----- EXCERPTED RECORDS

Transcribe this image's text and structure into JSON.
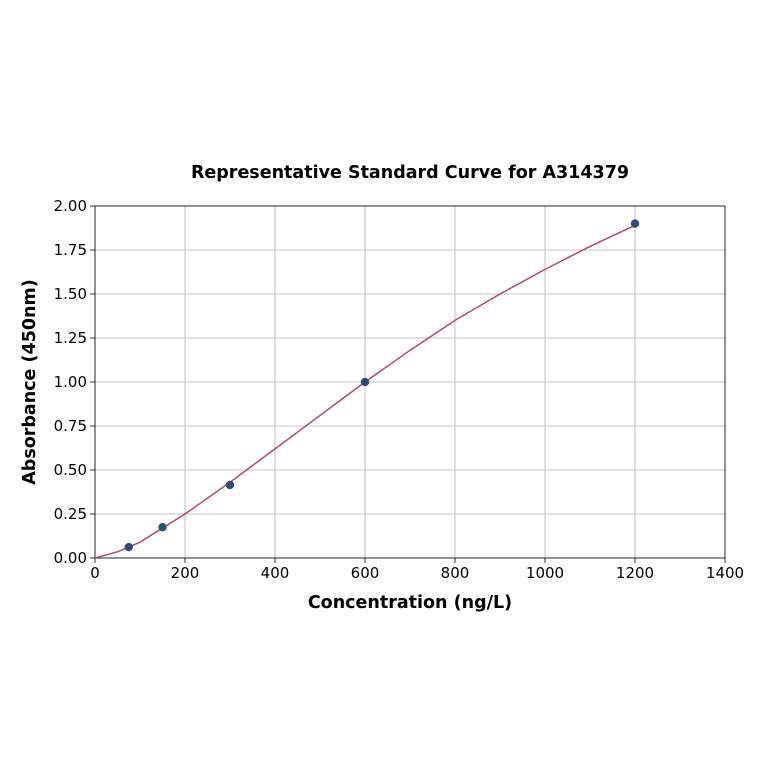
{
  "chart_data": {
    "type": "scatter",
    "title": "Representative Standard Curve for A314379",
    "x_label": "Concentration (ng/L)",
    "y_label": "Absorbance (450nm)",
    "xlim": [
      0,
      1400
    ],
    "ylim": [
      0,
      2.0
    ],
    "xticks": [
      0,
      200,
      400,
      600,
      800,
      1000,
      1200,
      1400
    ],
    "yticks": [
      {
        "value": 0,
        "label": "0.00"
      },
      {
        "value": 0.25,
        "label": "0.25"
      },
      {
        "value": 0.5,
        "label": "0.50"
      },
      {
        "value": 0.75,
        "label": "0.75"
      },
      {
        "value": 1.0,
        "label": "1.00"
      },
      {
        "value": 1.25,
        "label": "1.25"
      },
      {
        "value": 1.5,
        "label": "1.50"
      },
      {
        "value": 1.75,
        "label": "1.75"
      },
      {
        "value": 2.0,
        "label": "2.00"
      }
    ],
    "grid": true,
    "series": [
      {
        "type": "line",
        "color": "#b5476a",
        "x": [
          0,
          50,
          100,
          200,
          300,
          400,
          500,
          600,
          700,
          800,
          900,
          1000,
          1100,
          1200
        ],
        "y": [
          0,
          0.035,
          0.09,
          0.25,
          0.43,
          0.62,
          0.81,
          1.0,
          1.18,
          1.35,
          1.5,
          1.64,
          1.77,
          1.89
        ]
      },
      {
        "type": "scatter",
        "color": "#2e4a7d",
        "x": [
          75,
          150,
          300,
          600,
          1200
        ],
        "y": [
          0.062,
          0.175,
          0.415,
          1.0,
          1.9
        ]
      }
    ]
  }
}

----------
----- EXCERPTED RECORDS

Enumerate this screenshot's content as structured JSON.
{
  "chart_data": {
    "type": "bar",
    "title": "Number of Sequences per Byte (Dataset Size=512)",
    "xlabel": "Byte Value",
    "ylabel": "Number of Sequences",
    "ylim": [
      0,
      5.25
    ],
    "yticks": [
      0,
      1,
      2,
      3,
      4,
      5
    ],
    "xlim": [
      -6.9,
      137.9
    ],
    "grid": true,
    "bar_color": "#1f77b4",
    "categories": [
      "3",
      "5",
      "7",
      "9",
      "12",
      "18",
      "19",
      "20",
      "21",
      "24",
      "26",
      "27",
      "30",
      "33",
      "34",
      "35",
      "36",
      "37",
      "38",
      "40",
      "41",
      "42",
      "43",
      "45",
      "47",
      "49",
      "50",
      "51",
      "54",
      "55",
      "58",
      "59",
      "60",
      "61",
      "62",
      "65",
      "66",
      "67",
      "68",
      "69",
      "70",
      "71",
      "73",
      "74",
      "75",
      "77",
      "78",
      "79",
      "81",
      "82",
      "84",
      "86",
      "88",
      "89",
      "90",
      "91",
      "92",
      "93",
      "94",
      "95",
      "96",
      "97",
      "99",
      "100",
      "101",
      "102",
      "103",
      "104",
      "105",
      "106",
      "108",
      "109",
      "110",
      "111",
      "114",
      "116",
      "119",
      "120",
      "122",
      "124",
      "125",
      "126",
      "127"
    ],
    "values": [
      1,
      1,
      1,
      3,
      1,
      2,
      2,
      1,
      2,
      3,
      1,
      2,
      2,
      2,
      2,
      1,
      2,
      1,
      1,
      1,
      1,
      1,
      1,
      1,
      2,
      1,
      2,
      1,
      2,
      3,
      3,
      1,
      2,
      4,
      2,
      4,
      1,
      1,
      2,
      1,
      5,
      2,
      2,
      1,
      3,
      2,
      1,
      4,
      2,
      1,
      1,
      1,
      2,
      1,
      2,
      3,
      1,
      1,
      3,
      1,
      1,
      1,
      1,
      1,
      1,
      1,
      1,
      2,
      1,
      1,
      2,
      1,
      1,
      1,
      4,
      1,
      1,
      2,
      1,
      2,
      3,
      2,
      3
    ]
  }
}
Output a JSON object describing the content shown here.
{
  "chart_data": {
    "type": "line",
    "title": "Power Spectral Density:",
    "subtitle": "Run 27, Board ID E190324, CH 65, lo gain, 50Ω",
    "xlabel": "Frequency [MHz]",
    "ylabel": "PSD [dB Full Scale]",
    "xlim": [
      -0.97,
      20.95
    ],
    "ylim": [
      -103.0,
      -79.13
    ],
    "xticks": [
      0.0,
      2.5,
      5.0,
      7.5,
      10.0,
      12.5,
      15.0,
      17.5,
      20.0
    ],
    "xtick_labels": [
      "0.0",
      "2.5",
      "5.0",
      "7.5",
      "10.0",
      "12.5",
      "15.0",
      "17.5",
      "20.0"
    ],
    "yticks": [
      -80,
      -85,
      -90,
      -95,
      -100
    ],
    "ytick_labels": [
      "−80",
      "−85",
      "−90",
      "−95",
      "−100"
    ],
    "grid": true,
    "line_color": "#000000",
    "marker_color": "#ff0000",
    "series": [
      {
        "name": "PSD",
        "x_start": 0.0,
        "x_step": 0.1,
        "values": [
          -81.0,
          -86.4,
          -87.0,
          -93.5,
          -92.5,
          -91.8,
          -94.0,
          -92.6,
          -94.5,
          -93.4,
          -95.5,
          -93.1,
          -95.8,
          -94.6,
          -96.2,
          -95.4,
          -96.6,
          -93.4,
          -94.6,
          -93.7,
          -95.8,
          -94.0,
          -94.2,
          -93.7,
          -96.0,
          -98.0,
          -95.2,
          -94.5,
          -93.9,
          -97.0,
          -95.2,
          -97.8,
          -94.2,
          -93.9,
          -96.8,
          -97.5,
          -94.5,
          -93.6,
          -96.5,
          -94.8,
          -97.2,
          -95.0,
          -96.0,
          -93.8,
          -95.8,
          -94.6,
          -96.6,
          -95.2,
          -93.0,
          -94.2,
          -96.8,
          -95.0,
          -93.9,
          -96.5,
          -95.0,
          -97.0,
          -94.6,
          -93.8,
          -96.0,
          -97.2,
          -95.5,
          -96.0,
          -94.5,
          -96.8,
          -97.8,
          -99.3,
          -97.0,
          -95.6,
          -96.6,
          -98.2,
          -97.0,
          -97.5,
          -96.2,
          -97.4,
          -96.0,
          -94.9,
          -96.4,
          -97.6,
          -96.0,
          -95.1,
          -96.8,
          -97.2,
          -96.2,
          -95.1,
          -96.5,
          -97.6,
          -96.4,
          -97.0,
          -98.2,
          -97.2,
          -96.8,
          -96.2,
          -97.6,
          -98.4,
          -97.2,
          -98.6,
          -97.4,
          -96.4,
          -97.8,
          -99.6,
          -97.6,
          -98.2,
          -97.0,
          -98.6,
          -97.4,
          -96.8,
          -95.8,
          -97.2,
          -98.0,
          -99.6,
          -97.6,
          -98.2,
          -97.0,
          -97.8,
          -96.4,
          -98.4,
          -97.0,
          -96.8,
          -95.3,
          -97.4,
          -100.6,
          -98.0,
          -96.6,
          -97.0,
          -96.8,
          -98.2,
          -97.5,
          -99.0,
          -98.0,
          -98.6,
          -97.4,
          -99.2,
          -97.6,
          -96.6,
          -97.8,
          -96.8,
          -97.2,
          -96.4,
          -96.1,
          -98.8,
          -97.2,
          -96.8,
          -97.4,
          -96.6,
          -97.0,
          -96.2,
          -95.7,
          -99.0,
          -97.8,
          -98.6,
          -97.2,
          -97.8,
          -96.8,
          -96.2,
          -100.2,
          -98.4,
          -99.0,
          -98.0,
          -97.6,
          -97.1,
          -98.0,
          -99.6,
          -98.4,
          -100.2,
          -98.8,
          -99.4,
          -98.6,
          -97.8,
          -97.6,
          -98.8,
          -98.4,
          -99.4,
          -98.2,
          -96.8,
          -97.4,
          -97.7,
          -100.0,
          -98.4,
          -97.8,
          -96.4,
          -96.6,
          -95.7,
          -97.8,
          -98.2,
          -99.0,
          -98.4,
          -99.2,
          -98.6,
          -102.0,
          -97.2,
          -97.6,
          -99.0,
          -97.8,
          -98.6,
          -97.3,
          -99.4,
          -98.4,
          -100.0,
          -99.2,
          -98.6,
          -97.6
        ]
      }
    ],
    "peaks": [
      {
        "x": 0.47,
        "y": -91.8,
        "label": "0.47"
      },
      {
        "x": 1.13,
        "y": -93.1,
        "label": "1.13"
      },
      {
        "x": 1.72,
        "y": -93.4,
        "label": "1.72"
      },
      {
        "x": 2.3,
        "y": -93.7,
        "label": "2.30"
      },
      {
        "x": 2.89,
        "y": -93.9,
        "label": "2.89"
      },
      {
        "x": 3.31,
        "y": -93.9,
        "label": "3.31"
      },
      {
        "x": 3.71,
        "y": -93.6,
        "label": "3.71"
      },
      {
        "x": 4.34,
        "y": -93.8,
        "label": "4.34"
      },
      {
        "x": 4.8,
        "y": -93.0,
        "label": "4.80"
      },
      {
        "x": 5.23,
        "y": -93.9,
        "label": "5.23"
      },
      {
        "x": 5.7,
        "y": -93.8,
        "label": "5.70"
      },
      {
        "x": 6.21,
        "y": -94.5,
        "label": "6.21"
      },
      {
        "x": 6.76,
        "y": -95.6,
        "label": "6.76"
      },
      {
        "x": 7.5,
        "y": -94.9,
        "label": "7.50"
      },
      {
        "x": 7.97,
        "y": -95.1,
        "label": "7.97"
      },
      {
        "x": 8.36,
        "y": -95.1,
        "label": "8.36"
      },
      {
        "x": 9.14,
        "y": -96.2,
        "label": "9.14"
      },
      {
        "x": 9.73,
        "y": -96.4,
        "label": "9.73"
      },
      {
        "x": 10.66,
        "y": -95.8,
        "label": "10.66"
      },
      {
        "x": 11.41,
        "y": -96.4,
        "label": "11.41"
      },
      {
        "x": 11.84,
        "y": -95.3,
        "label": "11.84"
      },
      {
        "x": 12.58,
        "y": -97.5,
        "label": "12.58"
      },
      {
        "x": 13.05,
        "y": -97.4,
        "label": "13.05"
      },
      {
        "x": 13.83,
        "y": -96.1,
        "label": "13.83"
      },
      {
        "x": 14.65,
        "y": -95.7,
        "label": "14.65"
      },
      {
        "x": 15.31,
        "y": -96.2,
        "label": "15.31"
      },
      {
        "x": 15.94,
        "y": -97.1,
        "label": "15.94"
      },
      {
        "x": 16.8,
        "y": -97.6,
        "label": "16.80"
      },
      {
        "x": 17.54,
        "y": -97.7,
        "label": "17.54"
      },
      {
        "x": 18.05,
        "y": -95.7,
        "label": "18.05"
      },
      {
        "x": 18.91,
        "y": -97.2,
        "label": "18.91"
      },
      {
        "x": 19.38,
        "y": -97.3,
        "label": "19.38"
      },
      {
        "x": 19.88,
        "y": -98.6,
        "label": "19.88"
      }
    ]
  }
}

----------
----- EXCERPTED RECORDS

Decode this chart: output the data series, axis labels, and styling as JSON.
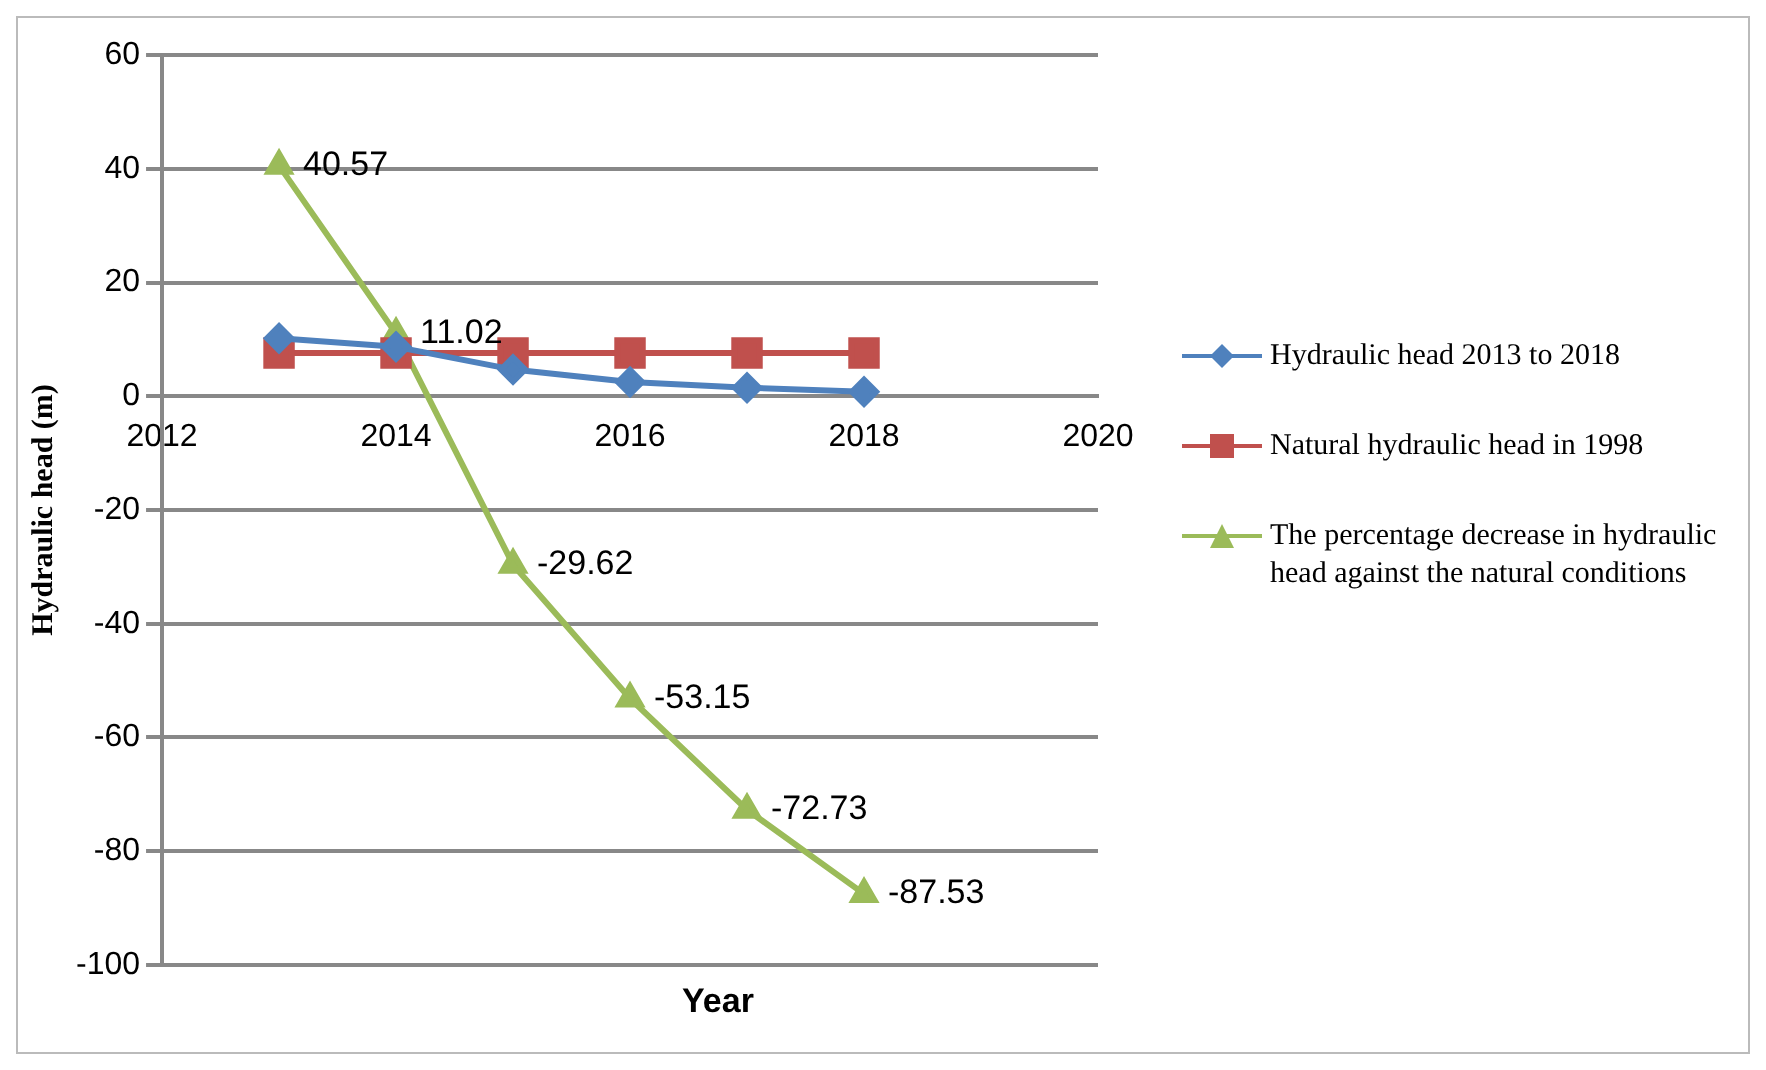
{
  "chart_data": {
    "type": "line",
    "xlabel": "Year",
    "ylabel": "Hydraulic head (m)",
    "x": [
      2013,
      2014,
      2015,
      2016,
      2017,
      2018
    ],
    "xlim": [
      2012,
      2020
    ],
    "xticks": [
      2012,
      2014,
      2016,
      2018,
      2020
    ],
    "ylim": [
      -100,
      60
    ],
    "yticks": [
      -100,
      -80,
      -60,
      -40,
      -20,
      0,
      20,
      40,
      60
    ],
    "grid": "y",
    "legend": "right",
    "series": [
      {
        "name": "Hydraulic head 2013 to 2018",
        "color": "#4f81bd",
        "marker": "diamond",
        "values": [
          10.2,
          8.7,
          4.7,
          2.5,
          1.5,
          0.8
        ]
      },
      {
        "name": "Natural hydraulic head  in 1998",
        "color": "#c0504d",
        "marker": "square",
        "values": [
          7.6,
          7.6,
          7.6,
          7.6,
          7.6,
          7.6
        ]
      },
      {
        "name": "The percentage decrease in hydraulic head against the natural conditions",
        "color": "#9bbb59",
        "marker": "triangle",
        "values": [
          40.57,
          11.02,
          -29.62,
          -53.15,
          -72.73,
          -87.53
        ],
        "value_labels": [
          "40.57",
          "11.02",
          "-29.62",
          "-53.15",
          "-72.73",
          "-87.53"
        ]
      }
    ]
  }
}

----------

§ **GOAL OF THE EXERCISE**
Filter the data for the string "type" and copy every line that has it.

§ **EXERCISE RESULT**
    "type": "scatter",
        "type": "line",
        "type": "scatter",
    "type": "bar",
    "type": "line",
    "type": "line",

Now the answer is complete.